▸ WHAT THE TASK REQUIRES:
For each line that holds "ربيعة", copy the line out.

(Items from a dataset)

—————

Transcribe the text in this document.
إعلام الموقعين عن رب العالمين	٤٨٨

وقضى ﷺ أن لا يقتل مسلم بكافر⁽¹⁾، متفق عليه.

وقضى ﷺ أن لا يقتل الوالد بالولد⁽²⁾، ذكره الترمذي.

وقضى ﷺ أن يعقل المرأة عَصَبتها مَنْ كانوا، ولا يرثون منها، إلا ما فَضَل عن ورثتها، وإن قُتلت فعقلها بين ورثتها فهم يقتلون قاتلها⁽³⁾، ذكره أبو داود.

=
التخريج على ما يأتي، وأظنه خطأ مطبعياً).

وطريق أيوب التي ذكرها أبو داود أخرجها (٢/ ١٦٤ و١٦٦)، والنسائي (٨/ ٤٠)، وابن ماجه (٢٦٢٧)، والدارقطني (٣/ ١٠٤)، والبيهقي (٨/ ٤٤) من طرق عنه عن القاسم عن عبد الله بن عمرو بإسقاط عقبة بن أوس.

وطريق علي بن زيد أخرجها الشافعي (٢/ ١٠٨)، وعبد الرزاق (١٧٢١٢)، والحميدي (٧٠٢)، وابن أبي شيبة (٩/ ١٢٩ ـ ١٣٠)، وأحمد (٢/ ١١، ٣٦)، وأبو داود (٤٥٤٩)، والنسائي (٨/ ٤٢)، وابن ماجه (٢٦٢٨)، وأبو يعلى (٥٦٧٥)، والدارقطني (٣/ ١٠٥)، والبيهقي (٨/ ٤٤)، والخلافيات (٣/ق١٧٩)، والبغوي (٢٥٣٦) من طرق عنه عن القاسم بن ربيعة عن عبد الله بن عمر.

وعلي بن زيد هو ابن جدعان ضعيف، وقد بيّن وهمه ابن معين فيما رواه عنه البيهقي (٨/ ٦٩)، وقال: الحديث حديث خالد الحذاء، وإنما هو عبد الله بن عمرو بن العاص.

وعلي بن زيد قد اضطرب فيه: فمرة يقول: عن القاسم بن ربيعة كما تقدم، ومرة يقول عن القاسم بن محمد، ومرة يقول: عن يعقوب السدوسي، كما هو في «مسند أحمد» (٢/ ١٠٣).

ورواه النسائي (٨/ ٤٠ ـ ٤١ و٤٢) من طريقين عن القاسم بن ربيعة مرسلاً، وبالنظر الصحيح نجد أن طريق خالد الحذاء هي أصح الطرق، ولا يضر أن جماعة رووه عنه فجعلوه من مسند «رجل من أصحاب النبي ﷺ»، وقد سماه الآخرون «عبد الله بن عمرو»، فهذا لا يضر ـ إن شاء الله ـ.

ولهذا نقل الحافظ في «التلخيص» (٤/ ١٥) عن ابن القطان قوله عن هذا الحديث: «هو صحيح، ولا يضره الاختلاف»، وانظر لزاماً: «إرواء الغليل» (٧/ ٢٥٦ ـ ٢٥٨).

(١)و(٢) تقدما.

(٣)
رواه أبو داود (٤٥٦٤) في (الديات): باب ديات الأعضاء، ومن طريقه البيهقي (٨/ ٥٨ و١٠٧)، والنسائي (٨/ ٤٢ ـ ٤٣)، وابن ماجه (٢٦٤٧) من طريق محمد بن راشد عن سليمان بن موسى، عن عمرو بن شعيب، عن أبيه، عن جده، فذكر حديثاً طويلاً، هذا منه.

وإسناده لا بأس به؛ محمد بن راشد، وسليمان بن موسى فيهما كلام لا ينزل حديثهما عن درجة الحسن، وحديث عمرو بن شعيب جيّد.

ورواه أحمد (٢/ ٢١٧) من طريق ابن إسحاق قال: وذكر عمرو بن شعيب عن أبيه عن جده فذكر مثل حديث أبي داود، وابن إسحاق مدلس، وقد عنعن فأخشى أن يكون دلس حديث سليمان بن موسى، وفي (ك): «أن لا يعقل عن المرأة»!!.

—————

▸ EXERCISE RESULT:
وطريق علي بن زيد أخرجها الشافعي (٢/ ١٠٨)، وعبد الرزاق (١٧٢١٢)، والحميدي (٧٠٢)، وابن أبي شيبة (٩/ ١٢٩ ـ ١٣٠)، وأحمد (٢/ ١١، ٣٦)، وأبو داود (٤٥٤٩)، والنسائي (٨/ ٤٢)، وابن ماجه (٢٦٢٨)، وأبو يعلى (٥٦٧٥)، والدارقطني (٣/ ١٠٥)، والبيهقي (٨/ ٤٤)، والخلافيات (٣/ق١٧٩)، والبغوي (٢٥٣٦) من طرق عنه عن القاسم بن ربيعة عن عبد الله بن عمر.
وعلي بن زيد قد اضطرب فيه: فمرة يقول: عن القاسم بن ربيعة كما تقدم، ومرة يقول عن القاسم بن محمد، ومرة يقول: عن يعقوب السدوسي، كما هو في «مسند أحمد» (٢/ ١٠٣).
ورواه النسائي (٨/ ٤٠ ـ ٤١ و٤٢) من طريقين عن القاسم بن ربيعة مرسلاً، وبالنظر الصحيح نجد أن طريق خالد الحذاء هي أصح الطرق، ولا يضر أن جماعة رووه عنه فجعلوه من مسند «رجل من أصحاب النبي ﷺ»، وقد سماه الآخرون «عبد الله بن عمرو»، فهذا لا يضر ـ إن شاء الله ـ.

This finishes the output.